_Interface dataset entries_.
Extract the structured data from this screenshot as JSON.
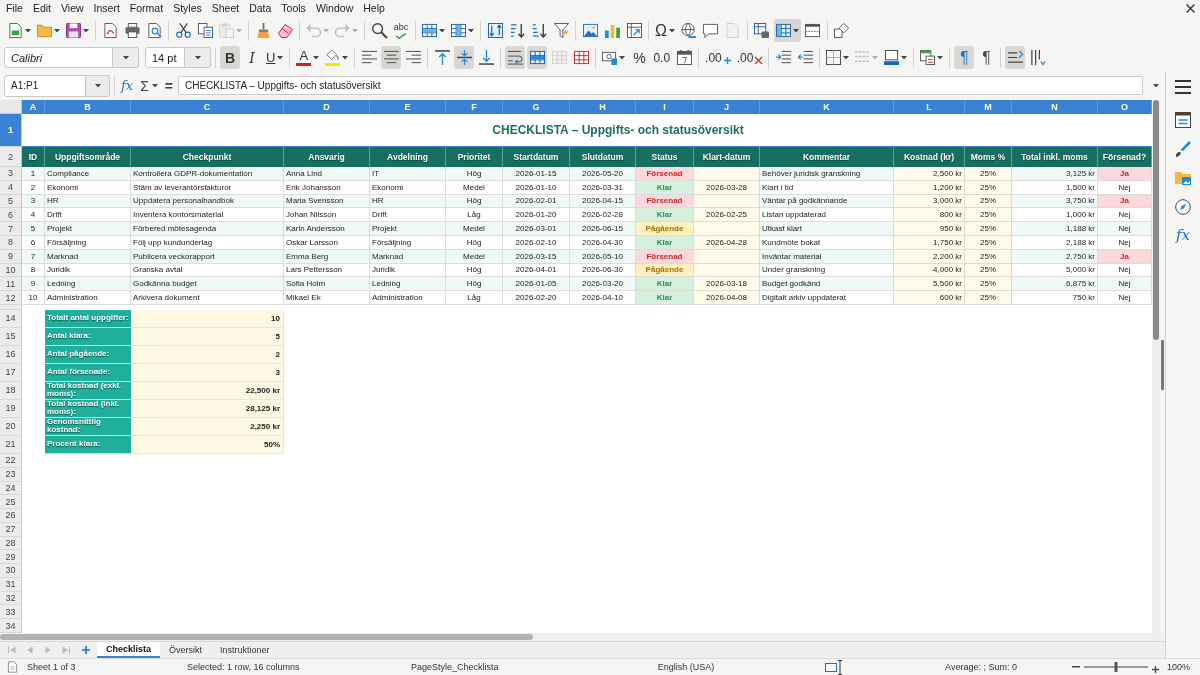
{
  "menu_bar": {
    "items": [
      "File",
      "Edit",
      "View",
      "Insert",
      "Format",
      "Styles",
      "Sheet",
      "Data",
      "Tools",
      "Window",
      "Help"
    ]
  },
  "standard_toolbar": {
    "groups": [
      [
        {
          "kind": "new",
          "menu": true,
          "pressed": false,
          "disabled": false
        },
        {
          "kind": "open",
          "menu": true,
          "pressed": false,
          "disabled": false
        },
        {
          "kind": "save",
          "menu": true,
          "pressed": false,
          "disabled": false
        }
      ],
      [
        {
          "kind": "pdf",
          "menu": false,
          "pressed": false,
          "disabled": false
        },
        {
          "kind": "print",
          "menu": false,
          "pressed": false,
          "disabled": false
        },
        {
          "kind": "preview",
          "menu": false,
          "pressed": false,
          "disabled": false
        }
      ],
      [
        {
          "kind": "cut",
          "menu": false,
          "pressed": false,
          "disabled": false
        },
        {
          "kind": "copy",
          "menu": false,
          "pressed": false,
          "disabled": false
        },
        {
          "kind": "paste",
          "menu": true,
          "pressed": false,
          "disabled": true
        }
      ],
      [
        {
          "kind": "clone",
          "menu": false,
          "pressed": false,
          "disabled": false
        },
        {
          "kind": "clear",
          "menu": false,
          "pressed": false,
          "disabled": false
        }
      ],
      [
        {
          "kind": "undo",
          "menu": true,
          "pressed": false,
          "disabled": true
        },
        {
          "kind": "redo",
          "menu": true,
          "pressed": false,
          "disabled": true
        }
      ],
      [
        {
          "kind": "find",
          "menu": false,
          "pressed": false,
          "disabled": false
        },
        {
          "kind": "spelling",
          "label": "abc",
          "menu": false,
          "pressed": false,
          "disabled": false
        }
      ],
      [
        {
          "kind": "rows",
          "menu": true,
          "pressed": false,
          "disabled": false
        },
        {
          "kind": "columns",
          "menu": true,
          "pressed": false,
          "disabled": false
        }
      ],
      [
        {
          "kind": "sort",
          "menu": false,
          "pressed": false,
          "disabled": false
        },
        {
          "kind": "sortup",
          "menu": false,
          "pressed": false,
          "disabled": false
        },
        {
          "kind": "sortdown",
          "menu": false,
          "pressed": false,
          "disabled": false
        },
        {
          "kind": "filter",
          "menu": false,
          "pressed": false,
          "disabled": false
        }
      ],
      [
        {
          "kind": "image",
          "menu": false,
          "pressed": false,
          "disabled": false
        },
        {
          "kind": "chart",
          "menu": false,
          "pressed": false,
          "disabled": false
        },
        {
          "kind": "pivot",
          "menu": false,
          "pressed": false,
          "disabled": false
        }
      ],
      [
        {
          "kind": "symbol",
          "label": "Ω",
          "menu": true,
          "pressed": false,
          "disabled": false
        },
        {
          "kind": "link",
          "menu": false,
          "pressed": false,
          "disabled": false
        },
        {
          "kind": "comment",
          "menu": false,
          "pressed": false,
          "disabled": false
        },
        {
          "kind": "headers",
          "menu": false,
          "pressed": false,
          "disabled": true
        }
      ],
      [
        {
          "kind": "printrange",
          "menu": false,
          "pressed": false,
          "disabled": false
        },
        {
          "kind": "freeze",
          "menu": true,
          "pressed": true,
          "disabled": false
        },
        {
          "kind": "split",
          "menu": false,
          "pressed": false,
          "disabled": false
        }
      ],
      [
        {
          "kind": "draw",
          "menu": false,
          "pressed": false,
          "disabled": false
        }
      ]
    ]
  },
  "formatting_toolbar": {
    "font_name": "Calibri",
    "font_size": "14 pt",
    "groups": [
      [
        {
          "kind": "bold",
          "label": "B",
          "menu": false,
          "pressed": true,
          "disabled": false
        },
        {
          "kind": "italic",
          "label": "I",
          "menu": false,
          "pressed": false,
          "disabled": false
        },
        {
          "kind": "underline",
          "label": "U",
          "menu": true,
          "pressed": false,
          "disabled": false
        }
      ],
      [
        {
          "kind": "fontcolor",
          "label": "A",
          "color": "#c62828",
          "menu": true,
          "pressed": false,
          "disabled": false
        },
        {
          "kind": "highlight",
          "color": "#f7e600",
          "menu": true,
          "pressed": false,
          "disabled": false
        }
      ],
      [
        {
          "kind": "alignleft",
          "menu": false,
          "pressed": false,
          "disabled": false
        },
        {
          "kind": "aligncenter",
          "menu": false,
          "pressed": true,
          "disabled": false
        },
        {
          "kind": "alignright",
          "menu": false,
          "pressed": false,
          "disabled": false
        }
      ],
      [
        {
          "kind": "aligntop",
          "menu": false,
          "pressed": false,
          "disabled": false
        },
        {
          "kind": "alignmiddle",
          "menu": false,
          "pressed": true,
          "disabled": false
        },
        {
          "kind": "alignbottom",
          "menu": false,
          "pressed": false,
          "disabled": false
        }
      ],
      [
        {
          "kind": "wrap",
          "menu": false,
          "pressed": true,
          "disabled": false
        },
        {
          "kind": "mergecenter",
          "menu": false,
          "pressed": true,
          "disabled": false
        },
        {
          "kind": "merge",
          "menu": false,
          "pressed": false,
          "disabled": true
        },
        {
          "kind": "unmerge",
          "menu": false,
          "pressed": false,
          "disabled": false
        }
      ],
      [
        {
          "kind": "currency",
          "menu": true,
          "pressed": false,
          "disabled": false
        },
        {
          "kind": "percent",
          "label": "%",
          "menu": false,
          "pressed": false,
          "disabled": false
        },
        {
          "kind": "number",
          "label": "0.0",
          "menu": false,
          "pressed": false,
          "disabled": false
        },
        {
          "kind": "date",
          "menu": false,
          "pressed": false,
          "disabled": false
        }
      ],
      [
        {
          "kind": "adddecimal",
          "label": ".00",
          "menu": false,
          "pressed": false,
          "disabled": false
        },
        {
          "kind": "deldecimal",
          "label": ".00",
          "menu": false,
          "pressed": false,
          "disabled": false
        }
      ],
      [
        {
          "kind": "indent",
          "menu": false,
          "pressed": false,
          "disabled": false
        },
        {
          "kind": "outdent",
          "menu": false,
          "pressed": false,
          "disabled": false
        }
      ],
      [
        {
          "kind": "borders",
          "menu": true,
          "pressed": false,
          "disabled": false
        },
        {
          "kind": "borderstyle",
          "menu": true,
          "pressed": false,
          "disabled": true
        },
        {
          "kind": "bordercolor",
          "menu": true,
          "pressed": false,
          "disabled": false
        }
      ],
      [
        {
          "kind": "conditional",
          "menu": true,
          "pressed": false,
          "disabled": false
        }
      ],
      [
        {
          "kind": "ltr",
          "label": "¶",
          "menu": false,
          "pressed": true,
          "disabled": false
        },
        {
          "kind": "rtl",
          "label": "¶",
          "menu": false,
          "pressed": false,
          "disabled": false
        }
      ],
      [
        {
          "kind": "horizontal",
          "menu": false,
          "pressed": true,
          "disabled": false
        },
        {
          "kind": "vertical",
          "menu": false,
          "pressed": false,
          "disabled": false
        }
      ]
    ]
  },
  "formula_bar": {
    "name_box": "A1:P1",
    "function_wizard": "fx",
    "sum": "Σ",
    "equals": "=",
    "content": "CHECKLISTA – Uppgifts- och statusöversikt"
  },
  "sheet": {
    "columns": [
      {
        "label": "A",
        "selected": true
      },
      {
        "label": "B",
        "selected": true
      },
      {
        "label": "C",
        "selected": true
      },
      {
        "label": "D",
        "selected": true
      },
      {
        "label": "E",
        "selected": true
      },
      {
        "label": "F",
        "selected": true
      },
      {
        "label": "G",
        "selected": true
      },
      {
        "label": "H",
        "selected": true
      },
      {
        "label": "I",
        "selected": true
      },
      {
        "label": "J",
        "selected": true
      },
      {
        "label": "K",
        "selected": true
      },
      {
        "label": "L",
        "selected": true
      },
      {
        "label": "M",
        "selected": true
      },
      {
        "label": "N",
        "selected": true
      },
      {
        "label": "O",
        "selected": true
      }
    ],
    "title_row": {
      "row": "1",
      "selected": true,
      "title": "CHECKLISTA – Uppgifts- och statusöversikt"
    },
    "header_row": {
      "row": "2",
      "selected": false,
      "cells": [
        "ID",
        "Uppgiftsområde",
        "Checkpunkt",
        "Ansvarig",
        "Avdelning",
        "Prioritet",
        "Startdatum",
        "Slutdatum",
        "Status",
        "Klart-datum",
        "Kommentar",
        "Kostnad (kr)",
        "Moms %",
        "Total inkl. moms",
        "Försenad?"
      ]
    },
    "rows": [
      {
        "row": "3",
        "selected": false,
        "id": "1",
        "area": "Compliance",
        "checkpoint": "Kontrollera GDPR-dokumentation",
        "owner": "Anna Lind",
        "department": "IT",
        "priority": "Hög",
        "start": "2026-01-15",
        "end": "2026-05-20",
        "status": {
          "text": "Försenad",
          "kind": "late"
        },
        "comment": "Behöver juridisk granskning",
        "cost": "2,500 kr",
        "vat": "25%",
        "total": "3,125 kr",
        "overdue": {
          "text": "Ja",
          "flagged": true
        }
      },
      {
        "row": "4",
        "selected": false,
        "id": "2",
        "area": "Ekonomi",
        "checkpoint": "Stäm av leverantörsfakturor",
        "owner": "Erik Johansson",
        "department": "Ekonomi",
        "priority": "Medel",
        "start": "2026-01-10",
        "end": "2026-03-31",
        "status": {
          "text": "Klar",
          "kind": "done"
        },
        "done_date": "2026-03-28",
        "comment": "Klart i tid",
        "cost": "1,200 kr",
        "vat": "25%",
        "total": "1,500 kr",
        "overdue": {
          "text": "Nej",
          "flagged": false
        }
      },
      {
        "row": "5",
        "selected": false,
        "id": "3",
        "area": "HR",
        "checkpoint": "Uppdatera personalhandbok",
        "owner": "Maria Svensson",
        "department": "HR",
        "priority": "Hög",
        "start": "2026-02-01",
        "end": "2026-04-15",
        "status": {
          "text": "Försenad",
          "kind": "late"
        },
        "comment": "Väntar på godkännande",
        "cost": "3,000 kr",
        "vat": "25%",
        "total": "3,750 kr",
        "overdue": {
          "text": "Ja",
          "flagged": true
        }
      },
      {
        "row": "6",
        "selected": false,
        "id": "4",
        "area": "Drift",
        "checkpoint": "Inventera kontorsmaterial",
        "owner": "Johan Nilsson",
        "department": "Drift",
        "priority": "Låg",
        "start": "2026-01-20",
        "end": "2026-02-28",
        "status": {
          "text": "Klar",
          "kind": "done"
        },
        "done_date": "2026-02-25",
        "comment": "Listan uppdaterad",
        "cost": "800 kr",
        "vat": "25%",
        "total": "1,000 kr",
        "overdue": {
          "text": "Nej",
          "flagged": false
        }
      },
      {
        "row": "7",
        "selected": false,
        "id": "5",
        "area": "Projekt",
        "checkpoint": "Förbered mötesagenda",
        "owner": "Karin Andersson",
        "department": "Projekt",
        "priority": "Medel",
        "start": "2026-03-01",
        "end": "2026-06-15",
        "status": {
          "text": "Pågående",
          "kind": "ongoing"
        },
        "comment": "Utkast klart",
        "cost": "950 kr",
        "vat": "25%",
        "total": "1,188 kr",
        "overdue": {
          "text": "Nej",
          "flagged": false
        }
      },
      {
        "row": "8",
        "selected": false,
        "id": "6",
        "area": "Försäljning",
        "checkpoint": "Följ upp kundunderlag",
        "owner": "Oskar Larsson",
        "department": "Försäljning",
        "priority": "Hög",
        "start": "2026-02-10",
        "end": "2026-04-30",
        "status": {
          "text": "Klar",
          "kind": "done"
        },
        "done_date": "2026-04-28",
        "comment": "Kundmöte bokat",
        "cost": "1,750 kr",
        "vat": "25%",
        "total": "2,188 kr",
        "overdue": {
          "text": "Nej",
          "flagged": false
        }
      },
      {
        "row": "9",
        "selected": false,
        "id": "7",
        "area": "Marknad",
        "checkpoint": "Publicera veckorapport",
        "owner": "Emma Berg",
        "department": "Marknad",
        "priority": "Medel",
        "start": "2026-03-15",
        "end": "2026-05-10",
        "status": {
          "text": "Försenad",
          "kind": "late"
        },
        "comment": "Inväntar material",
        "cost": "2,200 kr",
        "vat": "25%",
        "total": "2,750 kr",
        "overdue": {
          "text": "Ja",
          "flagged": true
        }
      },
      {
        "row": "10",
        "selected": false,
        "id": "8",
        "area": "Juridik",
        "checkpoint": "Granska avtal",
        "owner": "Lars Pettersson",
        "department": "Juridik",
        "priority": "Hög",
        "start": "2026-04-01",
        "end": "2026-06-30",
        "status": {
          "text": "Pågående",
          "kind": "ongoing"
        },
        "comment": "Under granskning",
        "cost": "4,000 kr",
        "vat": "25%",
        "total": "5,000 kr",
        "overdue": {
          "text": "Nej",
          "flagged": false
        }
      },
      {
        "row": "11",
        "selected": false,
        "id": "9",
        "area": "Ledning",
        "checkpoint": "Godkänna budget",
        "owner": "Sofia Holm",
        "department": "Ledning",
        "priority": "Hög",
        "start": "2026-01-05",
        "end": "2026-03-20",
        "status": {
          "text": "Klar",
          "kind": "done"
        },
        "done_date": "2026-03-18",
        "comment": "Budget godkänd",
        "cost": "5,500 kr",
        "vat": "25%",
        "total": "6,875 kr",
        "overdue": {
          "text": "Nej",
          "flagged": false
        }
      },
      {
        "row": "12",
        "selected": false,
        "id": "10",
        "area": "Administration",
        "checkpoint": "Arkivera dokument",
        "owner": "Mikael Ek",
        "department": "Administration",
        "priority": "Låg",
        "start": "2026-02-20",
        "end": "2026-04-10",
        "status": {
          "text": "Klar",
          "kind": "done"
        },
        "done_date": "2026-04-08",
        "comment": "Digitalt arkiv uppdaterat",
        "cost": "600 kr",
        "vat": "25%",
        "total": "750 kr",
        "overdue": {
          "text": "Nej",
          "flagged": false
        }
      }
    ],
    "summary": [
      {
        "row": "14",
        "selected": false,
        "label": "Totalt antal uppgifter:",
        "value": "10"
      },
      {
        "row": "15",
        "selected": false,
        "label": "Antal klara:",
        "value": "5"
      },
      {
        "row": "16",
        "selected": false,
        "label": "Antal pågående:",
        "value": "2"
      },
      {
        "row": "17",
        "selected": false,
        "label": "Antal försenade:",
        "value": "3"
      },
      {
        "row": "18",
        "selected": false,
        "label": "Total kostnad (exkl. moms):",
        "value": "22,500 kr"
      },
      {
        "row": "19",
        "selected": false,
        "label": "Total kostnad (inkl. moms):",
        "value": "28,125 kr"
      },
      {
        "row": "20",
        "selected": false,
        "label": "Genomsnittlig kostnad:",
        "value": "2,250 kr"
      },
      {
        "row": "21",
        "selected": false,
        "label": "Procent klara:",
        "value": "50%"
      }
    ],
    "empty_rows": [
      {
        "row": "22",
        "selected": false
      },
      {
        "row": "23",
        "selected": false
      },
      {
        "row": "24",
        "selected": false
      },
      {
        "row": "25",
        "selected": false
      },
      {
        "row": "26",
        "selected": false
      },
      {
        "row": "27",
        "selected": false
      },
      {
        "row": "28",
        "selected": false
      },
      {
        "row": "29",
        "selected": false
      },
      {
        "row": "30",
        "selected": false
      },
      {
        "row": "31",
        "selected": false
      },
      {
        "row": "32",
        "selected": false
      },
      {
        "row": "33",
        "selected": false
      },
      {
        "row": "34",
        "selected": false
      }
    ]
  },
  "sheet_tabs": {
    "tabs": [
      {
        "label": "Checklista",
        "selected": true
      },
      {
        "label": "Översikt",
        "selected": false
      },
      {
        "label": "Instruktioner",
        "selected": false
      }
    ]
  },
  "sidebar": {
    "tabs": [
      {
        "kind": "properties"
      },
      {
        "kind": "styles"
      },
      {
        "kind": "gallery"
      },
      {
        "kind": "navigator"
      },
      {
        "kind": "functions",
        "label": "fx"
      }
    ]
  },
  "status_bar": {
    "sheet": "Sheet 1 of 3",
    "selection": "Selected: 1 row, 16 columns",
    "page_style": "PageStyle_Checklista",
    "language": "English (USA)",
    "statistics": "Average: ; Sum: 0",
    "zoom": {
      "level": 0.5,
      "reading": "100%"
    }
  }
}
* * *
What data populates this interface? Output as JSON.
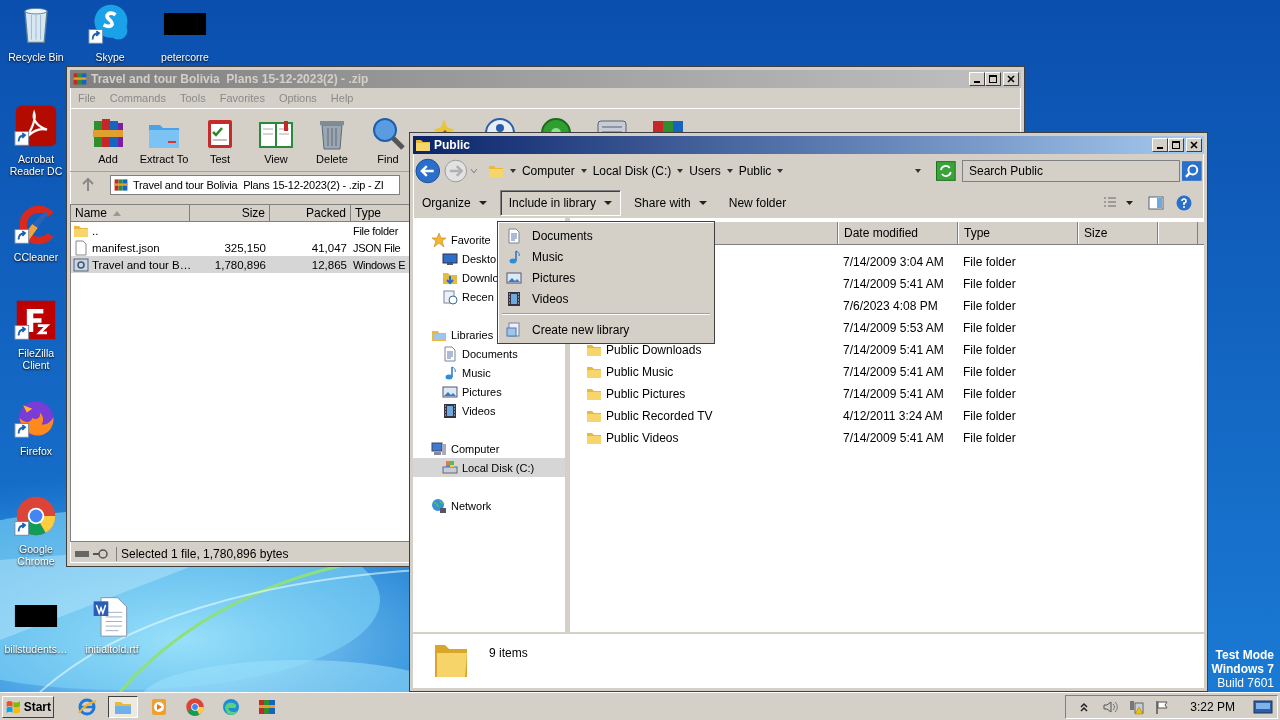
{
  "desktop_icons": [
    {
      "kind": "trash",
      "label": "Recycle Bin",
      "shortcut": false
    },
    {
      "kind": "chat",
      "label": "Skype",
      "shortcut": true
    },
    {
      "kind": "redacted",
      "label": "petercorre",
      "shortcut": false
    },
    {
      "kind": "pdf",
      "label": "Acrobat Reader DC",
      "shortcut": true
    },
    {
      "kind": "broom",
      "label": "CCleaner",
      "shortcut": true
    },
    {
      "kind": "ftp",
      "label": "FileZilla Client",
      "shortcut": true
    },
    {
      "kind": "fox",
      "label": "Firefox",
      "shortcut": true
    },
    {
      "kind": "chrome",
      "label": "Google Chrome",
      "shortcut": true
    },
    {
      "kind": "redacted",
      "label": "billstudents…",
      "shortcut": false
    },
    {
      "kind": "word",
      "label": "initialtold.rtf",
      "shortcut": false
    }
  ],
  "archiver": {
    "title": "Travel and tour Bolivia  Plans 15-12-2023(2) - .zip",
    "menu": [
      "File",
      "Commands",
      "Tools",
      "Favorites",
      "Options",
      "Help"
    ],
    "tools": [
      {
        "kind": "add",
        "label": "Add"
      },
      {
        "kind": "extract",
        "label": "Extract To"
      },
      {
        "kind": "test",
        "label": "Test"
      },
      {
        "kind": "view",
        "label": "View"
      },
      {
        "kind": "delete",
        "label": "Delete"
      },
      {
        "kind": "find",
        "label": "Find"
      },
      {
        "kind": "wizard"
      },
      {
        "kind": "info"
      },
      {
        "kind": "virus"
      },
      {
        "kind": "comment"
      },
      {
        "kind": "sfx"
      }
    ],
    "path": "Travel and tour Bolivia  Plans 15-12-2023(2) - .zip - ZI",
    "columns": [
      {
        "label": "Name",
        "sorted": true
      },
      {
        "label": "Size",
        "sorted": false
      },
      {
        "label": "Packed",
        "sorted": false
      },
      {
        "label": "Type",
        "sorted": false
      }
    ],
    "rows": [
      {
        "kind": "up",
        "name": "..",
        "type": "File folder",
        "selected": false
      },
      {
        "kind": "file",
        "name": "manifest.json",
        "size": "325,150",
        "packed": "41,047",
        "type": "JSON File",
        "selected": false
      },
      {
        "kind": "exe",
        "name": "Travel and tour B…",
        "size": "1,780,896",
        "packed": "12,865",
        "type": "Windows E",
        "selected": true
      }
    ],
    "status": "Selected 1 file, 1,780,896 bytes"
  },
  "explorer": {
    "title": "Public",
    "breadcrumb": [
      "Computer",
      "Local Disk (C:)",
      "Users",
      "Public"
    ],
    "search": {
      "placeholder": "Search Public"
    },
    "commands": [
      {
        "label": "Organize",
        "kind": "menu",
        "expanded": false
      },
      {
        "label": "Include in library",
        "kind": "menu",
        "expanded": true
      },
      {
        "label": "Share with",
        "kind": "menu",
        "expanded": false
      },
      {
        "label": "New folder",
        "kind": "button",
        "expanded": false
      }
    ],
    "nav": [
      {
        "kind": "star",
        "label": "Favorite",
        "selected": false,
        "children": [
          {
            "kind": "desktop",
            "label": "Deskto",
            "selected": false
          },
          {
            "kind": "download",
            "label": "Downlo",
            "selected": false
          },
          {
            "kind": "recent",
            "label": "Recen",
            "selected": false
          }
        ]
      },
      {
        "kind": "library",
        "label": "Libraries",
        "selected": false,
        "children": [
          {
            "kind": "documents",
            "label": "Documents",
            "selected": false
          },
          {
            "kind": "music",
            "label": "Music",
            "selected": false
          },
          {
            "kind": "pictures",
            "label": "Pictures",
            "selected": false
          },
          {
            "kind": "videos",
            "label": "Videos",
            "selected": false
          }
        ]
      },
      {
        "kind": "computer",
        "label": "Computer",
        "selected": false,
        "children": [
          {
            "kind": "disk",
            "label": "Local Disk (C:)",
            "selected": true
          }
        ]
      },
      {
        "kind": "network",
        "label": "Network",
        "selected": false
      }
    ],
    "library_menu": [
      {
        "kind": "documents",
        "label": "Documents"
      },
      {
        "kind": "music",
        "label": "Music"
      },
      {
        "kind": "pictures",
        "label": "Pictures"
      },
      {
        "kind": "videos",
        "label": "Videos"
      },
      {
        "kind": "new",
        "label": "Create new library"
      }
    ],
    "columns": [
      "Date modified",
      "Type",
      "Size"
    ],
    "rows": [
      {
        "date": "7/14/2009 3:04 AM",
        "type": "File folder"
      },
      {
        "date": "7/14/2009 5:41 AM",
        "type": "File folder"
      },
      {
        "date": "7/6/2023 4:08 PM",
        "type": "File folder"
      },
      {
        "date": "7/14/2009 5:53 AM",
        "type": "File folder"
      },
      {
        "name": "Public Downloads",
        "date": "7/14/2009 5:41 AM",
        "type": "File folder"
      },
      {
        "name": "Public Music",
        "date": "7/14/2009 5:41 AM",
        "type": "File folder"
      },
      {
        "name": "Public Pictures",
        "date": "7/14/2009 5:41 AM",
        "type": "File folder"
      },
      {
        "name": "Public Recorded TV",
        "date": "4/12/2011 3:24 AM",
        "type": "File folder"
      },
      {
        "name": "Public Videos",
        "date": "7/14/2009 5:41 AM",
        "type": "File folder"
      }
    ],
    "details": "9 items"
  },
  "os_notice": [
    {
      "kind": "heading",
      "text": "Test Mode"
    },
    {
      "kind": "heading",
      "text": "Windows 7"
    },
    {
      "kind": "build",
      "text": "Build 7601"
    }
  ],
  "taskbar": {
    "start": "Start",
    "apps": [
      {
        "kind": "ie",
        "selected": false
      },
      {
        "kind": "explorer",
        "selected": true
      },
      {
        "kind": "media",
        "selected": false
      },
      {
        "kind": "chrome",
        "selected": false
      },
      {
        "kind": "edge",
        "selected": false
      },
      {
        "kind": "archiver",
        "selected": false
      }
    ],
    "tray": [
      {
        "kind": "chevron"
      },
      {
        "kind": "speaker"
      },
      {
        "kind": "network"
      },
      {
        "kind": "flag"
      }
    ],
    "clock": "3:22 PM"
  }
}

_Activity_. For every line of the records that has the word "department" in it, make a copy.

_Answer for the task_.
        "department": "IT",
        "department": "Ekonomi",
        "department": "HR",
        "department": "Drift",
        "department": "Projekt",
        "department": "Försäljning",
        "department": "Marknad",
        "department": "Juridik",
        "department": "Ledning",
        "department": "Administration",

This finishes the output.